▶ DATA:
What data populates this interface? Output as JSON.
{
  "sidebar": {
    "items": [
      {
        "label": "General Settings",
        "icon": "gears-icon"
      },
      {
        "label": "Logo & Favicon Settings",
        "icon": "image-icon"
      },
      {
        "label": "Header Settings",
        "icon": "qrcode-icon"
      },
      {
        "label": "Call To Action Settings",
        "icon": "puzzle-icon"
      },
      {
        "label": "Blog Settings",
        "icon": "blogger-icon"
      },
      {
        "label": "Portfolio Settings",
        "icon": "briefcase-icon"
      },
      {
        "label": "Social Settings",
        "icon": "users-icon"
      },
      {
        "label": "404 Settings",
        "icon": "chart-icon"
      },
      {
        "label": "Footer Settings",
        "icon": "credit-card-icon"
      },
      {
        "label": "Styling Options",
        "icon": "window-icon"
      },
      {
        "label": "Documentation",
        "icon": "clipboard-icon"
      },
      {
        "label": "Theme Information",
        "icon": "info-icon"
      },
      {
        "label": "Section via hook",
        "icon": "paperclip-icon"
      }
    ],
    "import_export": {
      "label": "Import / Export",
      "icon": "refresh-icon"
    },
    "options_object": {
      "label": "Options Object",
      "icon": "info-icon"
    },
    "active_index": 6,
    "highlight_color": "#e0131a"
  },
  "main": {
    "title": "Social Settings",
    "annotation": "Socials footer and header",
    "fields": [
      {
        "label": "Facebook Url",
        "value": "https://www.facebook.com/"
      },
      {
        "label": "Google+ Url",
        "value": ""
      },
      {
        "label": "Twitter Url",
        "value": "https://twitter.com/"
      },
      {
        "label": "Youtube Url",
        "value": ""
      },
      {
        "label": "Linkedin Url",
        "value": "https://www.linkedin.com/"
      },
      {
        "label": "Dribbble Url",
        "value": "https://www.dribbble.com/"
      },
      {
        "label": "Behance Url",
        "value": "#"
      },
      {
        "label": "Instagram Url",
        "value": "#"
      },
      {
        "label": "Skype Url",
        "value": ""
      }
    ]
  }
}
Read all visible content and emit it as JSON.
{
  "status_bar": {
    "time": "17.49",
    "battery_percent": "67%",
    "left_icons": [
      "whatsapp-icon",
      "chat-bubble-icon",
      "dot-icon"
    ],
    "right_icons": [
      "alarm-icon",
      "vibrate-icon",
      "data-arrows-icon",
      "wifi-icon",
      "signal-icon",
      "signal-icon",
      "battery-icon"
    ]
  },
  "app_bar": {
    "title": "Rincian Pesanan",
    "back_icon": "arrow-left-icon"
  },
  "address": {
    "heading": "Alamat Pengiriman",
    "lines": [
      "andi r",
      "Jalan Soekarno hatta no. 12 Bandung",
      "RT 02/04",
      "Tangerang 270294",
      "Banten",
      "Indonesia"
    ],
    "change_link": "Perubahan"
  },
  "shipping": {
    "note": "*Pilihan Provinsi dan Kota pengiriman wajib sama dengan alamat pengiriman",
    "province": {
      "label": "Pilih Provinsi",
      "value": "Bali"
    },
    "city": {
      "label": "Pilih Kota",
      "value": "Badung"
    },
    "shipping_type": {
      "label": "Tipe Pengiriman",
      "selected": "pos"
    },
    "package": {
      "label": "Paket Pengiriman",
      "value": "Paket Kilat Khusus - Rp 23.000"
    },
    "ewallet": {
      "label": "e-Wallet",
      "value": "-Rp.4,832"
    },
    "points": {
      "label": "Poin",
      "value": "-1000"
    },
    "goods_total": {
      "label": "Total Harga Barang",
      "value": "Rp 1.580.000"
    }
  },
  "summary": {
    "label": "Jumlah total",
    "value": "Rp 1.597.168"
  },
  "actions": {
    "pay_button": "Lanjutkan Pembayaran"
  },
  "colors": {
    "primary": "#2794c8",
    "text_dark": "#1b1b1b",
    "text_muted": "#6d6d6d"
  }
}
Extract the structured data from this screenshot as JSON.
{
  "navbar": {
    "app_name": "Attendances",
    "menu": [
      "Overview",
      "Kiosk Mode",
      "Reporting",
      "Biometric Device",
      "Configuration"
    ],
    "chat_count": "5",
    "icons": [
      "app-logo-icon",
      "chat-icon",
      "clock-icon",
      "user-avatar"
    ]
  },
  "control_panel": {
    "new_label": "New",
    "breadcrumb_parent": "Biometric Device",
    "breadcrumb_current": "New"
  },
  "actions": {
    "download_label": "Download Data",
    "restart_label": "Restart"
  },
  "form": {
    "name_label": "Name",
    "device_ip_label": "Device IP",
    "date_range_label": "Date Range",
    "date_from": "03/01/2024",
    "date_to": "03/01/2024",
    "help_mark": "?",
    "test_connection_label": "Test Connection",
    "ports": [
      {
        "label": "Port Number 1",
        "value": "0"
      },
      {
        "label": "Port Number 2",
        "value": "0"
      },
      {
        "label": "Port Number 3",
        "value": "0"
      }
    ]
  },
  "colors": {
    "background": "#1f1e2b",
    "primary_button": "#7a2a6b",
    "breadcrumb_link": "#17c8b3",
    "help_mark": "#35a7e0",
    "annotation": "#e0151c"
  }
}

▶ GIVEN PROBLEM: Return the entries above exactly, each one complete.

▶ ANSWER TO THE EXERCISE:
What data populates this interface? Output as JSON.
{
  "sidebar": {
    "items": [
      {
        "label": "General Settings",
        "icon": "gears-icon"
      },
      {
        "label": "Logo & Favicon Settings",
        "icon": "image-icon"
      },
      {
        "label": "Header Settings",
        "icon": "qrcode-icon"
      },
      {
        "label": "Call To Action Settings",
        "icon": "puzzle-icon"
      },
      {
        "label": "Blog Settings",
        "icon": "blogger-icon"
      },
      {
        "label": "Portfolio Settings",
        "icon": "briefcase-icon"
      },
      {
        "label": "Social Settings",
        "icon": "users-icon"
      },
      {
        "label": "404 Settings",
        "icon": "chart-icon"
      },
      {
        "label": "Footer Settings",
        "icon": "credit-card-icon"
      },
      {
        "label": "Styling Options",
        "icon": "window-icon"
      },
      {
        "label": "Documentation",
        "icon": "clipboard-icon"
      },
      {
        "label": "Theme Information",
        "icon": "info-icon"
      },
      {
        "label": "Section via hook",
        "icon": "paperclip-icon"
      }
    ],
    "import_export": {
      "label": "Import / Export",
      "icon": "refresh-icon"
    },
    "options_object": {
      "label": "Options Object",
      "icon": "info-icon"
    },
    "active_index": 6,
    "highlight_color": "#e0131a"
  },
  "main": {
    "title": "Social Settings",
    "annotation": "Socials footer and header",
    "fields": [
      {
        "label": "Facebook Url",
        "value": "https://www.facebook.com/"
      },
      {
        "label": "Google+ Url",
        "value": ""
      },
      {
        "label": "Twitter Url",
        "value": "https://twitter.com/"
      },
      {
        "label": "Youtube Url",
        "value": ""
      },
      {
        "label": "Linkedin Url",
        "value": "https://www.linkedin.com/"
      },
      {
        "label": "Dribbble Url",
        "value": "https://www.dribbble.com/"
      },
      {
        "label": "Behance Url",
        "value": "#"
      },
      {
        "label": "Instagram Url",
        "value": "#"
      },
      {
        "label": "Skype Url",
        "value": ""
      }
    ]
  }
}
Read all visible content and emit it as JSON.
{
  "status_bar": {
    "time": "17.49",
    "battery_percent": "67%",
    "left_icons": [
      "whatsapp-icon",
      "chat-bubble-icon",
      "dot-icon"
    ],
    "right_icons": [
      "alarm-icon",
      "vibrate-icon",
      "data-arrows-icon",
      "wifi-icon",
      "signal-icon",
      "signal-icon",
      "battery-icon"
    ]
  },
  "app_bar": {
    "title": "Rincian Pesanan",
    "back_icon": "arrow-left-icon"
  },
  "address": {
    "heading": "Alamat Pengiriman",
    "lines": [
      "andi r",
      "Jalan Soekarno hatta no. 12 Bandung",
      "RT 02/04",
      "Tangerang 270294",
      "Banten",
      "Indonesia"
    ],
    "change_link": "Perubahan"
  },
  "shipping": {
    "note": "*Pilihan Provinsi dan Kota pengiriman wajib sama dengan alamat pengiriman",
    "province": {
      "label": "Pilih Provinsi",
      "value": "Bali"
    },
    "city": {
      "label": "Pilih Kota",
      "value": "Badung"
    },
    "shipping_type": {
      "label": "Tipe Pengiriman",
      "selected": "pos"
    },
    "package": {
      "label": "Paket Pengiriman",
      "value": "Paket Kilat Khusus - Rp 23.000"
    },
    "ewallet": {
      "label": "e-Wallet",
      "value": "-Rp.4,832"
    },
    "points": {
      "label": "Poin",
      "value": "-1000"
    },
    "goods_total": {
      "label": "Total Harga Barang",
      "value": "Rp 1.580.000"
    }
  },
  "summary": {
    "label": "Jumlah total",
    "value": "Rp 1.597.168"
  },
  "actions": {
    "pay_button": "Lanjutkan Pembayaran"
  },
  "colors": {
    "primary": "#2794c8",
    "text_dark": "#1b1b1b",
    "text_muted": "#6d6d6d"
  }
}
Extract the structured data from this screenshot as JSON.
{
  "navbar": {
    "app_name": "Attendances",
    "menu": [
      "Overview",
      "Kiosk Mode",
      "Reporting",
      "Biometric Device",
      "Configuration"
    ],
    "chat_count": "5",
    "icons": [
      "app-logo-icon",
      "chat-icon",
      "clock-icon",
      "user-avatar"
    ]
  },
  "control_panel": {
    "new_label": "New",
    "breadcrumb_parent": "Biometric Device",
    "breadcrumb_current": "New"
  },
  "actions": {
    "download_label": "Download Data",
    "restart_label": "Restart"
  },
  "form": {
    "name_label": "Name",
    "device_ip_label": "Device IP",
    "date_range_label": "Date Range",
    "date_from": "03/01/2024",
    "date_to": "03/01/2024",
    "help_mark": "?",
    "test_connection_label": "Test Connection",
    "ports": [
      {
        "label": "Port Number 1",
        "value": "0"
      },
      {
        "label": "Port Number 2",
        "value": "0"
      },
      {
        "label": "Port Number 3",
        "value": "0"
      }
    ]
  },
  "colors": {
    "background": "#1f1e2b",
    "primary_button": "#7a2a6b",
    "breadcrumb_link": "#17c8b3",
    "help_mark": "#35a7e0",
    "annotation": "#e0151c"
  }
}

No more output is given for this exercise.